Your task: Only the number is wanted: count the lines that contain "name".
___
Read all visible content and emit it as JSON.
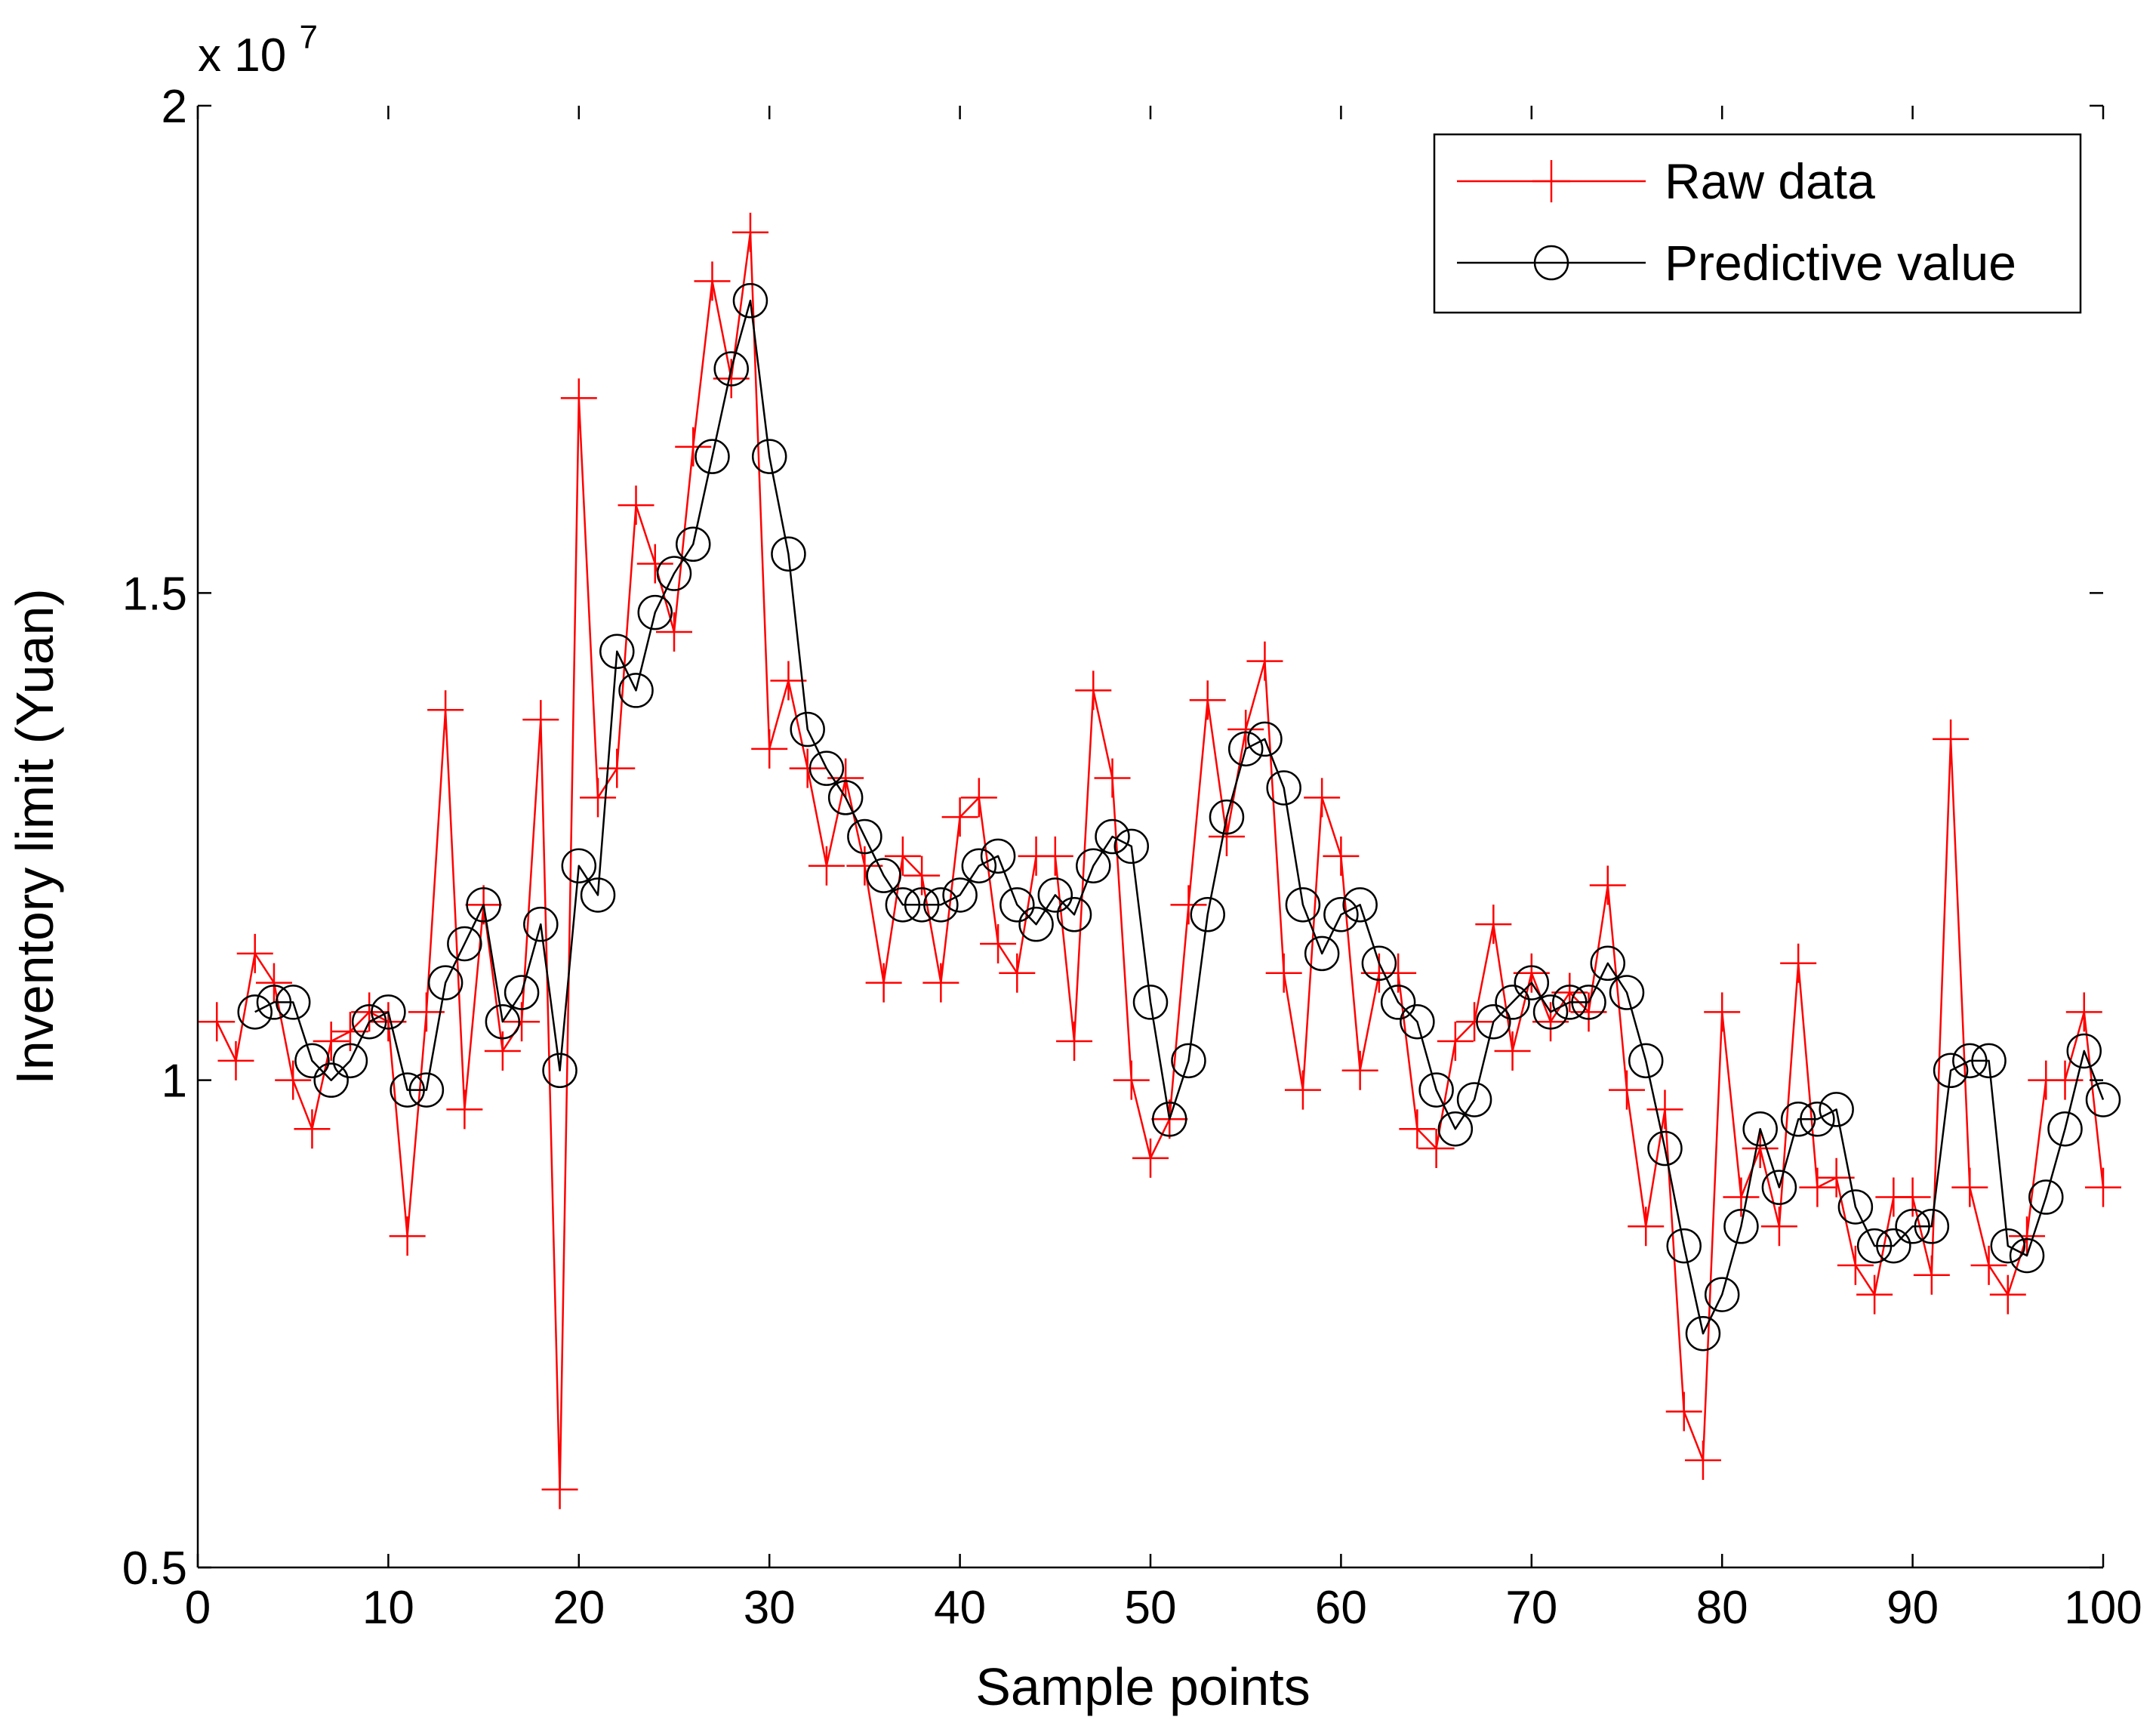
{
  "chart_data": {
    "type": "line",
    "xlabel": "Sample points",
    "ylabel": "Inventory limit (Yuan)",
    "y_multiplier": "x 10",
    "y_multiplier_exponent": "7",
    "xlim": [
      0,
      100
    ],
    "ylim": [
      0.5,
      2.0
    ],
    "x_ticks": [
      0,
      10,
      20,
      30,
      40,
      50,
      60,
      70,
      80,
      90,
      100
    ],
    "x_tick_labels": [
      "0",
      "10",
      "20",
      "30",
      "40",
      "50",
      "60",
      "70",
      "80",
      "90",
      "100"
    ],
    "y_ticks": [
      0.5,
      1.0,
      1.5,
      2.0
    ],
    "y_tick_labels": [
      "0.5",
      "1",
      "1.5",
      "2"
    ],
    "grid": false,
    "legend_position": "top-right",
    "series": [
      {
        "name": "Raw data",
        "color": "#ff0000",
        "marker": "plus",
        "x": [
          1,
          2,
          3,
          4,
          5,
          6,
          7,
          8,
          9,
          10,
          11,
          12,
          13,
          14,
          15,
          16,
          17,
          18,
          19,
          20,
          21,
          22,
          23,
          24,
          25,
          26,
          27,
          28,
          29,
          30,
          31,
          32,
          33,
          34,
          35,
          36,
          37,
          38,
          39,
          40,
          41,
          42,
          43,
          44,
          45,
          46,
          47,
          48,
          49,
          50,
          51,
          52,
          53,
          54,
          55,
          56,
          57,
          58,
          59,
          60,
          61,
          62,
          63,
          64,
          65,
          66,
          67,
          68,
          69,
          70,
          71,
          72,
          73,
          74,
          75,
          76,
          77,
          78,
          79,
          80,
          81,
          82,
          83,
          84,
          85,
          86,
          87,
          88,
          89,
          90,
          91,
          92,
          93,
          94,
          95,
          96,
          97,
          98,
          99,
          100
        ],
        "values": [
          1.06,
          1.02,
          1.13,
          1.1,
          1.0,
          0.95,
          1.04,
          1.05,
          1.07,
          1.06,
          0.84,
          1.07,
          1.38,
          0.97,
          1.18,
          1.03,
          1.06,
          1.37,
          0.58,
          1.7,
          1.29,
          1.32,
          1.59,
          1.53,
          1.46,
          1.65,
          1.82,
          1.72,
          1.87,
          1.34,
          1.41,
          1.32,
          1.22,
          1.31,
          1.22,
          1.1,
          1.23,
          1.21,
          1.1,
          1.27,
          1.29,
          1.14,
          1.11,
          1.23,
          1.23,
          1.04,
          1.4,
          1.31,
          1.0,
          0.92,
          0.96,
          1.18,
          1.39,
          1.25,
          1.36,
          1.43,
          1.11,
          0.99,
          1.29,
          1.23,
          1.01,
          1.11,
          1.11,
          0.95,
          0.93,
          1.04,
          1.06,
          1.16,
          1.03,
          1.11,
          1.06,
          1.09,
          1.07,
          1.2,
          0.99,
          0.85,
          0.97,
          0.66,
          0.61,
          1.07,
          0.88,
          0.93,
          0.85,
          1.12,
          0.89,
          0.9,
          0.81,
          0.78,
          0.88,
          0.88,
          0.8,
          1.35,
          0.89,
          0.81,
          0.78,
          0.84,
          1.0,
          1.0,
          1.07,
          0.89
        ]
      },
      {
        "name": "Predictive value",
        "color": "#000000",
        "marker": "circle",
        "x": [
          3,
          4,
          5,
          6,
          7,
          8,
          9,
          10,
          11,
          12,
          13,
          14,
          15,
          16,
          17,
          18,
          19,
          20,
          21,
          22,
          23,
          24,
          25,
          26,
          27,
          28,
          29,
          30,
          31,
          32,
          33,
          34,
          35,
          36,
          37,
          38,
          39,
          40,
          41,
          42,
          43,
          44,
          45,
          46,
          47,
          48,
          49,
          50,
          51,
          52,
          53,
          54,
          55,
          56,
          57,
          58,
          59,
          60,
          61,
          62,
          63,
          64,
          65,
          66,
          67,
          68,
          69,
          70,
          71,
          72,
          73,
          74,
          75,
          76,
          77,
          78,
          79,
          80,
          81,
          82,
          83,
          84,
          85,
          86,
          87,
          88,
          89,
          90,
          91,
          92,
          93,
          94,
          95,
          96,
          97,
          98,
          99,
          100
        ],
        "values": [
          1.07,
          1.08,
          1.08,
          1.02,
          1.0,
          1.02,
          1.06,
          1.07,
          0.99,
          0.99,
          1.1,
          1.14,
          1.18,
          1.06,
          1.09,
          1.16,
          1.01,
          1.22,
          1.19,
          1.44,
          1.4,
          1.48,
          1.52,
          1.55,
          1.64,
          1.73,
          1.8,
          1.64,
          1.54,
          1.36,
          1.32,
          1.29,
          1.25,
          1.21,
          1.18,
          1.18,
          1.18,
          1.19,
          1.22,
          1.23,
          1.18,
          1.16,
          1.19,
          1.17,
          1.22,
          1.25,
          1.24,
          1.08,
          0.96,
          1.02,
          1.17,
          1.27,
          1.34,
          1.35,
          1.3,
          1.18,
          1.13,
          1.17,
          1.18,
          1.12,
          1.08,
          1.06,
          0.99,
          0.95,
          0.98,
          1.06,
          1.08,
          1.1,
          1.07,
          1.08,
          1.08,
          1.12,
          1.09,
          1.02,
          0.93,
          0.83,
          0.74,
          0.78,
          0.85,
          0.95,
          0.89,
          0.96,
          0.96,
          0.97,
          0.87,
          0.83,
          0.83,
          0.85,
          0.85,
          1.01,
          1.02,
          1.02,
          0.83,
          0.82,
          0.88,
          0.95,
          1.03,
          0.98
        ]
      }
    ]
  }
}
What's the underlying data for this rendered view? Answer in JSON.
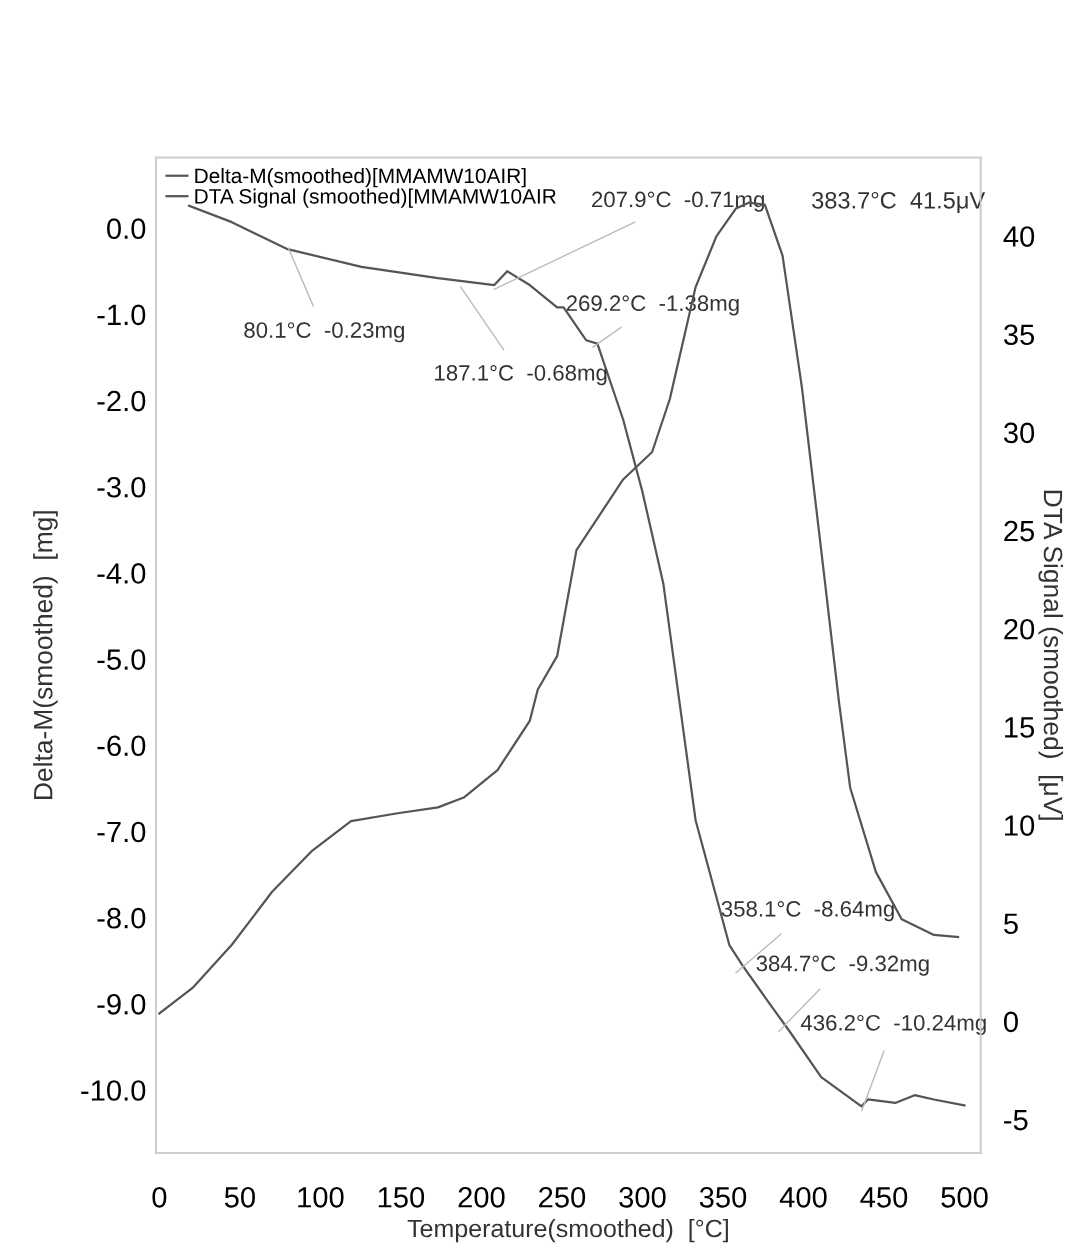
___
Output of the exercise: 2